** Start DATA LISTING **

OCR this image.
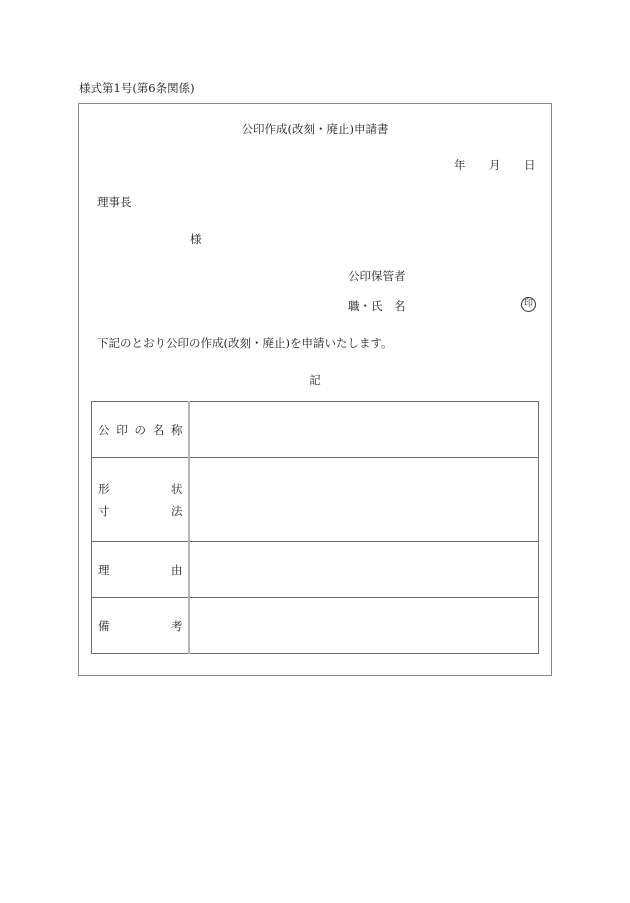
様式第1号(第6条関係)
公印作成(改刻・廃止)申請書
年 月 日
理事長
様
公印保管者
職・氏　名	印
下記のとおり公印の作成(改刻・廃止)を申請いたします。
記
公 印 の 名 称	

形 状
寸 法	

理 由	

備 考	
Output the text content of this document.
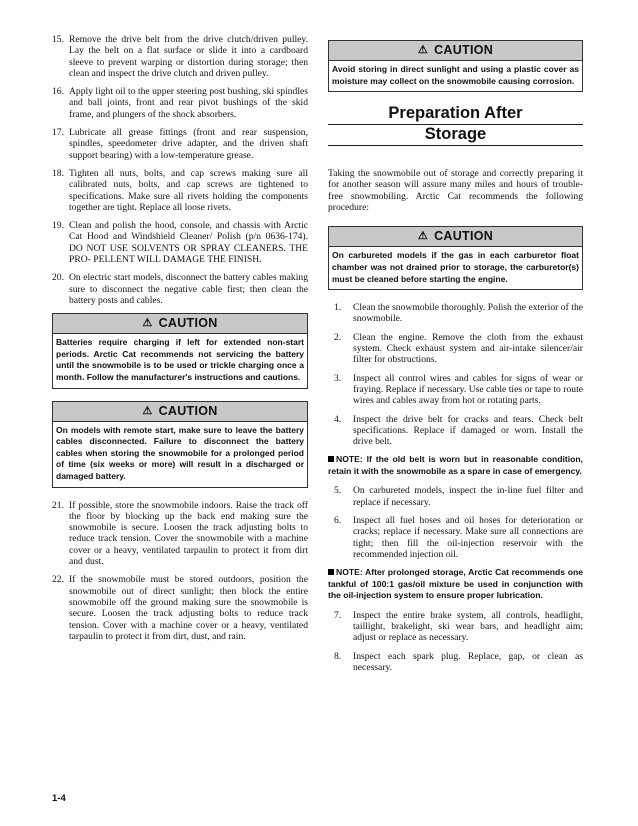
15. Remove the drive belt from the drive clutch/driven pulley. Lay the belt on a flat surface or slide it into a cardboard sleeve to prevent warping or distortion during storage; then clean and inspect the drive clutch and driven pulley.
16. Apply light oil to the upper steering post bushing, ski spindles and ball joints, front and rear pivot bushings of the skid frame, and plungers of the shock absorbers.
17. Lubricate all grease fittings (front and rear suspension, spindles, speedometer drive adapter, and the driven shaft support bearing) with a low-temperature grease.
18. Tighten all nuts, bolts, and cap screws making sure all calibrated nuts, bolts, and cap screws are tightened to specifications. Make sure all rivets holding the components together are tight. Replace all loose rivets.
19. Clean and polish the hood, console, and chassis with Arctic Cat Hood and Windshield Cleaner/ Polish (p/n 0636-174). DO NOT USE SOLVENTS OR SPRAY CLEANERS. THE PRO- PELLENT WILL DAMAGE THE FINISH.
20. On electric start models, disconnect the battery cables making sure to disconnect the negative cable first; then clean the battery posts and cables.
⚠ CAUTION
Batteries require charging if left for extended non-start periods. Arctic Cat recommends not servicing the battery until the snowmobile is to be used or trickle charging once a month. Follow the manufacturer's instructions and cautions.
⚠ CAUTION
On models with remote start, make sure to leave the battery cables disconnected. Failure to disconnect the battery cables when storing the snowmobile for a prolonged period of time (six weeks or more) will result in a discharged or damaged battery.
21. If possible, store the snowmobile indoors. Raise the track off the floor by blocking up the back end making sure the snowmobile is secure. Loosen the track adjusting bolts to reduce track tension. Cover the snowmobile with a machine cover or a heavy, ventilated tarpaulin to protect it from dirt and dust.
22. If the snowmobile must be stored outdoors, position the snowmobile out of direct sunlight; then block the entire snowmobile off the ground making sure the snowmobile is secure. Loosen the track adjusting bolts to reduce track tension. Cover with a machine cover or a heavy, ventilated tarpaulin to protect it from dirt, dust, and rain.
⚠ CAUTION
Avoid storing in direct sunlight and using a plastic cover as moisture may collect on the snowmobile causing corrosion.
Preparation After
Storage
Taking the snowmobile out of storage and correctly preparing it for another season will assure many miles and hours of trouble-free snowmobiling. Arctic Cat recommends the following procedure:
⚠ CAUTION
On carbureted models if the gas in each carburetor float chamber was not drained prior to storage, the carburetor(s) must be cleaned before starting the engine.
1.	Clean the snowmobile thoroughly. Polish the exterior of the snowmobile.
2.	Clean the engine. Remove the cloth from the exhaust system. Check exhaust system and air-intake silencer/air filter for obstructions.
3.	Inspect all control wires and cables for signs of wear or fraying. Replace if necessary. Use cable ties or tape to route wires and cables away from hot or rotating parts.
4.	Inspect the drive belt for cracks and tears. Check belt specifications. Replace if damaged or worn. Install the drive belt.
NOTE: If the old belt is worn but in reasonable condition, retain it with the snowmobile as a spare in case of emergency.
5.	On carbureted models, inspect the in-line fuel filter and replace if necessary.
6.	Inspect all fuel hoses and oil hoses for deterioration or cracks; replace if necessary. Make sure all connections are tight; then fill the oil-injection reservoir with the recommended injection oil.
NOTE: After prolonged storage, Arctic Cat recommends one tankful of 100:1 gas/oil mixture be used in conjunction with the oil-injection system to ensure proper lubrication.
7.	Inspect the entire brake system, all controls, headlight, taillight, brakelight, ski wear bars, and headlight aim; adjust or replace as necessary.
8.	Inspect each spark plug. Replace, gap, or clean as necessary.
1-4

** End DATA LISTING **

• **REQUIRED WORK**: Retype all entries exactly as they appear, dropping the images.

• **COMPLETE OUTPUT**:
OCR this image.
様式第1号(第6条関係)
公印作成(改刻・廃止)申請書
年 月 日
理事長
様
公印保管者
職・氏　名	印
下記のとおり公印の作成(改刻・廃止)を申請いたします。
記
公 印 の 名 称	

形 状
寸 法	

理 由	

備 考	
Output the text content of this document.
15. Remove the drive belt from the drive clutch/driven pulley. Lay the belt on a flat surface or slide it into a cardboard sleeve to prevent warping or distortion during storage; then clean and inspect the drive clutch and driven pulley.
16. Apply light oil to the upper steering post bushing, ski spindles and ball joints, front and rear pivot bushings of the skid frame, and plungers of the shock absorbers.
17. Lubricate all grease fittings (front and rear suspension, spindles, speedometer drive adapter, and the driven shaft support bearing) with a low-temperature grease.
18. Tighten all nuts, bolts, and cap screws making sure all calibrated nuts, bolts, and cap screws are tightened to specifications. Make sure all rivets holding the components together are tight. Replace all loose rivets.
19. Clean and polish the hood, console, and chassis with Arctic Cat Hood and Windshield Cleaner/ Polish (p/n 0636-174). DO NOT USE SOLVENTS OR SPRAY CLEANERS. THE PRO- PELLENT WILL DAMAGE THE FINISH.
20. On electric start models, disconnect the battery cables making sure to disconnect the negative cable first; then clean the battery posts and cables.
⚠ CAUTION
Batteries require charging if left for extended non-start periods. Arctic Cat recommends not servicing the battery until the snowmobile is to be used or trickle charging once a month. Follow the manufacturer's instructions and cautions.
⚠ CAUTION
On models with remote start, make sure to leave the battery cables disconnected. Failure to disconnect the battery cables when storing the snowmobile for a prolonged period of time (six weeks or more) will result in a discharged or damaged battery.
21. If possible, store the snowmobile indoors. Raise the track off the floor by blocking up the back end making sure the snowmobile is secure. Loosen the track adjusting bolts to reduce track tension. Cover the snowmobile with a machine cover or a heavy, ventilated tarpaulin to protect it from dirt and dust.
22. If the snowmobile must be stored outdoors, position the snowmobile out of direct sunlight; then block the entire snowmobile off the ground making sure the snowmobile is secure. Loosen the track adjusting bolts to reduce track tension. Cover with a machine cover or a heavy, ventilated tarpaulin to protect it from dirt, dust, and rain.
⚠ CAUTION
Avoid storing in direct sunlight and using a plastic cover as moisture may collect on the snowmobile causing corrosion.
Preparation After
Storage
Taking the snowmobile out of storage and correctly preparing it for another season will assure many miles and hours of trouble-free snowmobiling. Arctic Cat recommends the following procedure:
⚠ CAUTION
On carbureted models if the gas in each carburetor float chamber was not drained prior to storage, the carburetor(s) must be cleaned before starting the engine.
1.	Clean the snowmobile thoroughly. Polish the exterior of the snowmobile.
2.	Clean the engine. Remove the cloth from the exhaust system. Check exhaust system and air-intake silencer/air filter for obstructions.
3.	Inspect all control wires and cables for signs of wear or fraying. Replace if necessary. Use cable ties or tape to route wires and cables away from hot or rotating parts.
4.	Inspect the drive belt for cracks and tears. Check belt specifications. Replace if damaged or worn. Install the drive belt.
NOTE: If the old belt is worn but in reasonable condition, retain it with the snowmobile as a spare in case of emergency.
5.	On carbureted models, inspect the in-line fuel filter and replace if necessary.
6.	Inspect all fuel hoses and oil hoses for deterioration or cracks; replace if necessary. Make sure all connections are tight; then fill the oil-injection reservoir with the recommended injection oil.
NOTE: After prolonged storage, Arctic Cat recommends one tankful of 100:1 gas/oil mixture be used in conjunction with the oil-injection system to ensure proper lubrication.
7.	Inspect the entire brake system, all controls, headlight, taillight, brakelight, ski wear bars, and headlight aim; adjust or replace as necessary.
8.	Inspect each spark plug. Replace, gap, or clean as necessary.
1-4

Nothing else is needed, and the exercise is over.